- [Task]:
Print each of the entries exactly, leaving nothing out.

- [Dataset records]:
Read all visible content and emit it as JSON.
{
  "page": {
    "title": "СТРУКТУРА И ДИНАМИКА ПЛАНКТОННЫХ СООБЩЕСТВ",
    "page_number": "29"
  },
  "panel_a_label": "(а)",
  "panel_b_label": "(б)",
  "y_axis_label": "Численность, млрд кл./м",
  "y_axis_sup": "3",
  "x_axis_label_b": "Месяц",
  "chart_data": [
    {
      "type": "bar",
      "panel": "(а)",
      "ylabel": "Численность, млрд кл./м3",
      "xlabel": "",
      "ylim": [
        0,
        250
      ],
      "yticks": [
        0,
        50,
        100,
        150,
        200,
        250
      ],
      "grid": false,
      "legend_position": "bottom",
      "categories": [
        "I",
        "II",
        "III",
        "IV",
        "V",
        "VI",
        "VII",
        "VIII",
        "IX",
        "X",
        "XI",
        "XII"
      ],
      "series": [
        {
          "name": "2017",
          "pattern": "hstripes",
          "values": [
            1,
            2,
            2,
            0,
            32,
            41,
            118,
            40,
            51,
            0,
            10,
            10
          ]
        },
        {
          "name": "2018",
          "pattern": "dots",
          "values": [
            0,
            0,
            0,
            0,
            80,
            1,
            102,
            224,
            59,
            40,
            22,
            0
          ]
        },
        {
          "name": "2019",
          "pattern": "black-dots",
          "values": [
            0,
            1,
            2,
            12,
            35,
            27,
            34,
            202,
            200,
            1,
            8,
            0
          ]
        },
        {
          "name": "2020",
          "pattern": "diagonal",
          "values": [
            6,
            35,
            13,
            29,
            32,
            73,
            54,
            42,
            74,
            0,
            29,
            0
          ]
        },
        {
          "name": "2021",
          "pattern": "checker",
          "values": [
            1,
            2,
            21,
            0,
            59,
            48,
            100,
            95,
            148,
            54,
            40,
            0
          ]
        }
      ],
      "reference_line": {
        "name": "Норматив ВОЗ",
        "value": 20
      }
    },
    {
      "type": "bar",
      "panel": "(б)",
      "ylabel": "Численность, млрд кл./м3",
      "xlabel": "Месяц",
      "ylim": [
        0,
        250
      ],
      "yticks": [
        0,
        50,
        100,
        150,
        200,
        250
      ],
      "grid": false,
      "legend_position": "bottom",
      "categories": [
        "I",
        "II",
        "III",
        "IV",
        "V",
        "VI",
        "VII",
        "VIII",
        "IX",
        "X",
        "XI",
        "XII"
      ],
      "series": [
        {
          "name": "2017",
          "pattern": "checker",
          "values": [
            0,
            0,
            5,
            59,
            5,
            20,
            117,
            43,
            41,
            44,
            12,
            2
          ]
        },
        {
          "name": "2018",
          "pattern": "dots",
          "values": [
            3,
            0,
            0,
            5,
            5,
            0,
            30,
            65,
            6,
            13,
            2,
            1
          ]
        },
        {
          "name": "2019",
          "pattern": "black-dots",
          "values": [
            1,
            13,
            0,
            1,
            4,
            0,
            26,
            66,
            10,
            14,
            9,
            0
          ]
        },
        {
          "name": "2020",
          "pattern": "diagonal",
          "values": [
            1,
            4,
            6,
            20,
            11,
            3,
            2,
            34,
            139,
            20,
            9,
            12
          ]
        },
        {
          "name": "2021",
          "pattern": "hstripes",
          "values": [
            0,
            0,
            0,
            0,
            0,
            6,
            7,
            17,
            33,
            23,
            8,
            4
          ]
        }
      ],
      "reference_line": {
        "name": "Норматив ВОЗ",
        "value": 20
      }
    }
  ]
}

- [Answer for the task]:
Read all visible content and emit it as JSON.
{
  "page": {
    "title": "СТРУКТУРА И ДИНАМИКА ПЛАНКТОННЫХ СООБЩЕСТВ",
    "page_number": "29"
  },
  "panel_a_label": "(а)",
  "panel_b_label": "(б)",
  "y_axis_label": "Численность, млрд кл./м",
  "y_axis_sup": "3",
  "x_axis_label_b": "Месяц",
  "chart_data": [
    {
      "type": "bar",
      "panel": "(а)",
      "ylabel": "Численность, млрд кл./м3",
      "xlabel": "",
      "ylim": [
        0,
        250
      ],
      "yticks": [
        0,
        50,
        100,
        150,
        200,
        250
      ],
      "grid": false,
      "legend_position": "bottom",
      "categories": [
        "I",
        "II",
        "III",
        "IV",
        "V",
        "VI",
        "VII",
        "VIII",
        "IX",
        "X",
        "XI",
        "XII"
      ],
      "series": [
        {
          "name": "2017",
          "pattern": "hstripes",
          "values": [
            1,
            2,
            2,
            0,
            32,
            41,
            118,
            40,
            51,
            0,
            10,
            10
          ]
        },
        {
          "name": "2018",
          "pattern": "dots",
          "values": [
            0,
            0,
            0,
            0,
            80,
            1,
            102,
            224,
            59,
            40,
            22,
            0
          ]
        },
        {
          "name": "2019",
          "pattern": "black-dots",
          "values": [
            0,
            1,
            2,
            12,
            35,
            27,
            34,
            202,
            200,
            1,
            8,
            0
          ]
        },
        {
          "name": "2020",
          "pattern": "diagonal",
          "values": [
            6,
            35,
            13,
            29,
            32,
            73,
            54,
            42,
            74,
            0,
            29,
            0
          ]
        },
        {
          "name": "2021",
          "pattern": "checker",
          "values": [
            1,
            2,
            21,
            0,
            59,
            48,
            100,
            95,
            148,
            54,
            40,
            0
          ]
        }
      ],
      "reference_line": {
        "name": "Норматив ВОЗ",
        "value": 20
      }
    },
    {
      "type": "bar",
      "panel": "(б)",
      "ylabel": "Численность, млрд кл./м3",
      "xlabel": "Месяц",
      "ylim": [
        0,
        250
      ],
      "yticks": [
        0,
        50,
        100,
        150,
        200,
        250
      ],
      "grid": false,
      "legend_position": "bottom",
      "categories": [
        "I",
        "II",
        "III",
        "IV",
        "V",
        "VI",
        "VII",
        "VIII",
        "IX",
        "X",
        "XI",
        "XII"
      ],
      "series": [
        {
          "name": "2017",
          "pattern": "checker",
          "values": [
            0,
            0,
            5,
            59,
            5,
            20,
            117,
            43,
            41,
            44,
            12,
            2
          ]
        },
        {
          "name": "2018",
          "pattern": "dots",
          "values": [
            3,
            0,
            0,
            5,
            5,
            0,
            30,
            65,
            6,
            13,
            2,
            1
          ]
        },
        {
          "name": "2019",
          "pattern": "black-dots",
          "values": [
            1,
            13,
            0,
            1,
            4,
            0,
            26,
            66,
            10,
            14,
            9,
            0
          ]
        },
        {
          "name": "2020",
          "pattern": "diagonal",
          "values": [
            1,
            4,
            6,
            20,
            11,
            3,
            2,
            34,
            139,
            20,
            9,
            12
          ]
        },
        {
          "name": "2021",
          "pattern": "hstripes",
          "values": [
            0,
            0,
            0,
            0,
            0,
            6,
            7,
            17,
            33,
            23,
            8,
            4
          ]
        }
      ],
      "reference_line": {
        "name": "Норматив ВОЗ",
        "value": 20
      }
    }
  ]
}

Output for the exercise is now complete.